INSTRUCTIONS TO FOLLOW
Reproduce all entries precisely, down to the last character.
◆ ◆ ◆
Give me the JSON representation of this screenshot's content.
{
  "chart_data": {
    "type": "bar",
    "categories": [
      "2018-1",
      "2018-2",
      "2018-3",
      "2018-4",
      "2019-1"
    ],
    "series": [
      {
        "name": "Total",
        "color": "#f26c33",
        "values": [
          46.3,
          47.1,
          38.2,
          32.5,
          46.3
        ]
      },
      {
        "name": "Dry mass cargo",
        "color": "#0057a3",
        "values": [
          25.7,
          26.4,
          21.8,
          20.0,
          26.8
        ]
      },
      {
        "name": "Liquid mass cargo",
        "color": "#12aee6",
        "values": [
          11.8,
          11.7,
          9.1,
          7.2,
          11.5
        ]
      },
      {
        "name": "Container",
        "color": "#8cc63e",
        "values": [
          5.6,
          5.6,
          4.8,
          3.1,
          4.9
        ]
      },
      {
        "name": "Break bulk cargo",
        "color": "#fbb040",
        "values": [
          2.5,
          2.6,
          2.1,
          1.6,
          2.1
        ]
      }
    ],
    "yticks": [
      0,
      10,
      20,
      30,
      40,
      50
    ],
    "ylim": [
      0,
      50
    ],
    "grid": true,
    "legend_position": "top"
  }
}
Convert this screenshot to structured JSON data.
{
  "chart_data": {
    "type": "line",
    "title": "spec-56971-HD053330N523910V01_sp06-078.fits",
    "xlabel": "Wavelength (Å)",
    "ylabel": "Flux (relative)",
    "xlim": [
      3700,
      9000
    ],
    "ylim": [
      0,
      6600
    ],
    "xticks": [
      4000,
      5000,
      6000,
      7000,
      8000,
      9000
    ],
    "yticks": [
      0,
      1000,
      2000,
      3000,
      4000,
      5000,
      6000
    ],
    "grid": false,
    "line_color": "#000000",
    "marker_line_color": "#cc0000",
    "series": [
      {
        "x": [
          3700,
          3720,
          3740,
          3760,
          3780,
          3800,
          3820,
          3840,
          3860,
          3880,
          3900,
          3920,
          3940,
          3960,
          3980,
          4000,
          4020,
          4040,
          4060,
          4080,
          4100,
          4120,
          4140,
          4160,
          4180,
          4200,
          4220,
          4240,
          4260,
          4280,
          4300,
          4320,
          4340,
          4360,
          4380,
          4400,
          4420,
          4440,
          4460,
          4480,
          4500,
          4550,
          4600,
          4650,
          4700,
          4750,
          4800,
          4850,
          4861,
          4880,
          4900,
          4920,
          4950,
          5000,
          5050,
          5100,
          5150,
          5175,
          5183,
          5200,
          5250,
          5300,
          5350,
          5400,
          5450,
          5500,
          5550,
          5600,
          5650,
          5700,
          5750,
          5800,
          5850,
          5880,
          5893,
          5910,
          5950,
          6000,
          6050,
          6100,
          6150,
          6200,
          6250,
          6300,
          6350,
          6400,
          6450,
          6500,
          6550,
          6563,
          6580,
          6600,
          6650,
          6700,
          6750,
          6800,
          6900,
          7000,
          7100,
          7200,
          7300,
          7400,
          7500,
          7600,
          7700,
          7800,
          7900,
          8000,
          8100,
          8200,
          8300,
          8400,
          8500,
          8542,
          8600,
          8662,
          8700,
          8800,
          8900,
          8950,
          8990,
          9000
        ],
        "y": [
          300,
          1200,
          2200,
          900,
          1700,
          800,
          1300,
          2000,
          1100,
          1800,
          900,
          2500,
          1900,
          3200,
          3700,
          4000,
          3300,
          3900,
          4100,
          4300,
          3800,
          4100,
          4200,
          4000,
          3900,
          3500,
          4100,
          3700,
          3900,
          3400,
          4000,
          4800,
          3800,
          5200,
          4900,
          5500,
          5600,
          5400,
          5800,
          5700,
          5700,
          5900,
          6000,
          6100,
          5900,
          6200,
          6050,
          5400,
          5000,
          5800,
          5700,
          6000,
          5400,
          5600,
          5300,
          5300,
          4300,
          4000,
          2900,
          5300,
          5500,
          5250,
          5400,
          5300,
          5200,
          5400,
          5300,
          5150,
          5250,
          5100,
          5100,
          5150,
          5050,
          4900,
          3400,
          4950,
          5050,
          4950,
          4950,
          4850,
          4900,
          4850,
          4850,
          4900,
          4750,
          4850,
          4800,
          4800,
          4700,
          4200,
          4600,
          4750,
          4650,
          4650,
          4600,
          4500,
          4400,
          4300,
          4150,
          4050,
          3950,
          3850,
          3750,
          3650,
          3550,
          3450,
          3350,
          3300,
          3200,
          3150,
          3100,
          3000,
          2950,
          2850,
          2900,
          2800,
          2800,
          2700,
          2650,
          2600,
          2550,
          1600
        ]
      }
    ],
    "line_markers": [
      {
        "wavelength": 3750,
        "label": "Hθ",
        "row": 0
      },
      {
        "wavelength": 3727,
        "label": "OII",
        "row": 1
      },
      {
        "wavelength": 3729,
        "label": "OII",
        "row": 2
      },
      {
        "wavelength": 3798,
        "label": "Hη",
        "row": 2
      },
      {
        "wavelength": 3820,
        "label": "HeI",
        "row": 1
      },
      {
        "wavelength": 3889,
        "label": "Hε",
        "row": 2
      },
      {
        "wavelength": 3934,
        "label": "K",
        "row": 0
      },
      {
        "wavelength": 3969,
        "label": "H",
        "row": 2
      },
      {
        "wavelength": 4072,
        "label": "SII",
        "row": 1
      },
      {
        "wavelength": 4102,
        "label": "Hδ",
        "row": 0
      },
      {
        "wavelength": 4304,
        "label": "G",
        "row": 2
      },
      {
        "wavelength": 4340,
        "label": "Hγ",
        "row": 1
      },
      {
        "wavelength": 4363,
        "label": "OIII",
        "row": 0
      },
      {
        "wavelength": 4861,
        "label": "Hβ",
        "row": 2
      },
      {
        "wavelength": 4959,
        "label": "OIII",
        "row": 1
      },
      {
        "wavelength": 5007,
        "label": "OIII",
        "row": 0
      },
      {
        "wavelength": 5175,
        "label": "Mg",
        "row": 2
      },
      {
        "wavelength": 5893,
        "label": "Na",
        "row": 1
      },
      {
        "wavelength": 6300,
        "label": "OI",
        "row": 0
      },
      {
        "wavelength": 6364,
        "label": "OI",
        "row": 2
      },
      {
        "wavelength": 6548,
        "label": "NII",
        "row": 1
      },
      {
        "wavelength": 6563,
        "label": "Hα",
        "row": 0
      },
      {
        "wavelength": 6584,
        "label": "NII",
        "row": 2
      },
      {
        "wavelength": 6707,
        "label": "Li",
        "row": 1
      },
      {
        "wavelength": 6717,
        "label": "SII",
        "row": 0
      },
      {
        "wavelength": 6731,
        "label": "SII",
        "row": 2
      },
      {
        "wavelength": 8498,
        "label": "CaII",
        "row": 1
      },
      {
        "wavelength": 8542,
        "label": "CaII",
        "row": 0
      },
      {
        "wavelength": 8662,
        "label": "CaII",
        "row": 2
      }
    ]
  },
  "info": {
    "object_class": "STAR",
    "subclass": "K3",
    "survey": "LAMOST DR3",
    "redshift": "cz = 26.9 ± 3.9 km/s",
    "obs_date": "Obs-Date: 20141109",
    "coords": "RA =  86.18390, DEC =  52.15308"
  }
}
◆ ◆ ◆
EXERCISE RESULT
Give me the JSON representation of this screenshot's content.
{
  "chart_data": {
    "type": "bar",
    "categories": [
      "2018-1",
      "2018-2",
      "2018-3",
      "2018-4",
      "2019-1"
    ],
    "series": [
      {
        "name": "Total",
        "color": "#f26c33",
        "values": [
          46.3,
          47.1,
          38.2,
          32.5,
          46.3
        ]
      },
      {
        "name": "Dry mass cargo",
        "color": "#0057a3",
        "values": [
          25.7,
          26.4,
          21.8,
          20.0,
          26.8
        ]
      },
      {
        "name": "Liquid mass cargo",
        "color": "#12aee6",
        "values": [
          11.8,
          11.7,
          9.1,
          7.2,
          11.5
        ]
      },
      {
        "name": "Container",
        "color": "#8cc63e",
        "values": [
          5.6,
          5.6,
          4.8,
          3.1,
          4.9
        ]
      },
      {
        "name": "Break bulk cargo",
        "color": "#fbb040",
        "values": [
          2.5,
          2.6,
          2.1,
          1.6,
          2.1
        ]
      }
    ],
    "yticks": [
      0,
      10,
      20,
      30,
      40,
      50
    ],
    "ylim": [
      0,
      50
    ],
    "grid": true,
    "legend_position": "top"
  }
}
Convert this screenshot to structured JSON data.
{
  "chart_data": {
    "type": "line",
    "title": "spec-56971-HD053330N523910V01_sp06-078.fits",
    "xlabel": "Wavelength (Å)",
    "ylabel": "Flux (relative)",
    "xlim": [
      3700,
      9000
    ],
    "ylim": [
      0,
      6600
    ],
    "xticks": [
      4000,
      5000,
      6000,
      7000,
      8000,
      9000
    ],
    "yticks": [
      0,
      1000,
      2000,
      3000,
      4000,
      5000,
      6000
    ],
    "grid": false,
    "line_color": "#000000",
    "marker_line_color": "#cc0000",
    "series": [
      {
        "x": [
          3700,
          3720,
          3740,
          3760,
          3780,
          3800,
          3820,
          3840,
          3860,
          3880,
          3900,
          3920,
          3940,
          3960,
          3980,
          4000,
          4020,
          4040,
          4060,
          4080,
          4100,
          4120,
          4140,
          4160,
          4180,
          4200,
          4220,
          4240,
          4260,
          4280,
          4300,
          4320,
          4340,
          4360,
          4380,
          4400,
          4420,
          4440,
          4460,
          4480,
          4500,
          4550,
          4600,
          4650,
          4700,
          4750,
          4800,
          4850,
          4861,
          4880,
          4900,
          4920,
          4950,
          5000,
          5050,
          5100,
          5150,
          5175,
          5183,
          5200,
          5250,
          5300,
          5350,
          5400,
          5450,
          5500,
          5550,
          5600,
          5650,
          5700,
          5750,
          5800,
          5850,
          5880,
          5893,
          5910,
          5950,
          6000,
          6050,
          6100,
          6150,
          6200,
          6250,
          6300,
          6350,
          6400,
          6450,
          6500,
          6550,
          6563,
          6580,
          6600,
          6650,
          6700,
          6750,
          6800,
          6900,
          7000,
          7100,
          7200,
          7300,
          7400,
          7500,
          7600,
          7700,
          7800,
          7900,
          8000,
          8100,
          8200,
          8300,
          8400,
          8500,
          8542,
          8600,
          8662,
          8700,
          8800,
          8900,
          8950,
          8990,
          9000
        ],
        "y": [
          300,
          1200,
          2200,
          900,
          1700,
          800,
          1300,
          2000,
          1100,
          1800,
          900,
          2500,
          1900,
          3200,
          3700,
          4000,
          3300,
          3900,
          4100,
          4300,
          3800,
          4100,
          4200,
          4000,
          3900,
          3500,
          4100,
          3700,
          3900,
          3400,
          4000,
          4800,
          3800,
          5200,
          4900,
          5500,
          5600,
          5400,
          5800,
          5700,
          5700,
          5900,
          6000,
          6100,
          5900,
          6200,
          6050,
          5400,
          5000,
          5800,
          5700,
          6000,
          5400,
          5600,
          5300,
          5300,
          4300,
          4000,
          2900,
          5300,
          5500,
          5250,
          5400,
          5300,
          5200,
          5400,
          5300,
          5150,
          5250,
          5100,
          5100,
          5150,
          5050,
          4900,
          3400,
          4950,
          5050,
          4950,
          4950,
          4850,
          4900,
          4850,
          4850,
          4900,
          4750,
          4850,
          4800,
          4800,
          4700,
          4200,
          4600,
          4750,
          4650,
          4650,
          4600,
          4500,
          4400,
          4300,
          4150,
          4050,
          3950,
          3850,
          3750,
          3650,
          3550,
          3450,
          3350,
          3300,
          3200,
          3150,
          3100,
          3000,
          2950,
          2850,
          2900,
          2800,
          2800,
          2700,
          2650,
          2600,
          2550,
          1600
        ]
      }
    ],
    "line_markers": [
      {
        "wavelength": 3750,
        "label": "Hθ",
        "row": 0
      },
      {
        "wavelength": 3727,
        "label": "OII",
        "row": 1
      },
      {
        "wavelength": 3729,
        "label": "OII",
        "row": 2
      },
      {
        "wavelength": 3798,
        "label": "Hη",
        "row": 2
      },
      {
        "wavelength": 3820,
        "label": "HeI",
        "row": 1
      },
      {
        "wavelength": 3889,
        "label": "Hε",
        "row": 2
      },
      {
        "wavelength": 3934,
        "label": "K",
        "row": 0
      },
      {
        "wavelength": 3969,
        "label": "H",
        "row": 2
      },
      {
        "wavelength": 4072,
        "label": "SII",
        "row": 1
      },
      {
        "wavelength": 4102,
        "label": "Hδ",
        "row": 0
      },
      {
        "wavelength": 4304,
        "label": "G",
        "row": 2
      },
      {
        "wavelength": 4340,
        "label": "Hγ",
        "row": 1
      },
      {
        "wavelength": 4363,
        "label": "OIII",
        "row": 0
      },
      {
        "wavelength": 4861,
        "label": "Hβ",
        "row": 2
      },
      {
        "wavelength": 4959,
        "label": "OIII",
        "row": 1
      },
      {
        "wavelength": 5007,
        "label": "OIII",
        "row": 0
      },
      {
        "wavelength": 5175,
        "label": "Mg",
        "row": 2
      },
      {
        "wavelength": 5893,
        "label": "Na",
        "row": 1
      },
      {
        "wavelength": 6300,
        "label": "OI",
        "row": 0
      },
      {
        "wavelength": 6364,
        "label": "OI",
        "row": 2
      },
      {
        "wavelength": 6548,
        "label": "NII",
        "row": 1
      },
      {
        "wavelength": 6563,
        "label": "Hα",
        "row": 0
      },
      {
        "wavelength": 6584,
        "label": "NII",
        "row": 2
      },
      {
        "wavelength": 6707,
        "label": "Li",
        "row": 1
      },
      {
        "wavelength": 6717,
        "label": "SII",
        "row": 0
      },
      {
        "wavelength": 6731,
        "label": "SII",
        "row": 2
      },
      {
        "wavelength": 8498,
        "label": "CaII",
        "row": 1
      },
      {
        "wavelength": 8542,
        "label": "CaII",
        "row": 0
      },
      {
        "wavelength": 8662,
        "label": "CaII",
        "row": 2
      }
    ]
  },
  "info": {
    "object_class": "STAR",
    "subclass": "K3",
    "survey": "LAMOST DR3",
    "redshift": "cz = 26.9 ± 3.9 km/s",
    "obs_date": "Obs-Date: 20141109",
    "coords": "RA =  86.18390, DEC =  52.15308"
  }
}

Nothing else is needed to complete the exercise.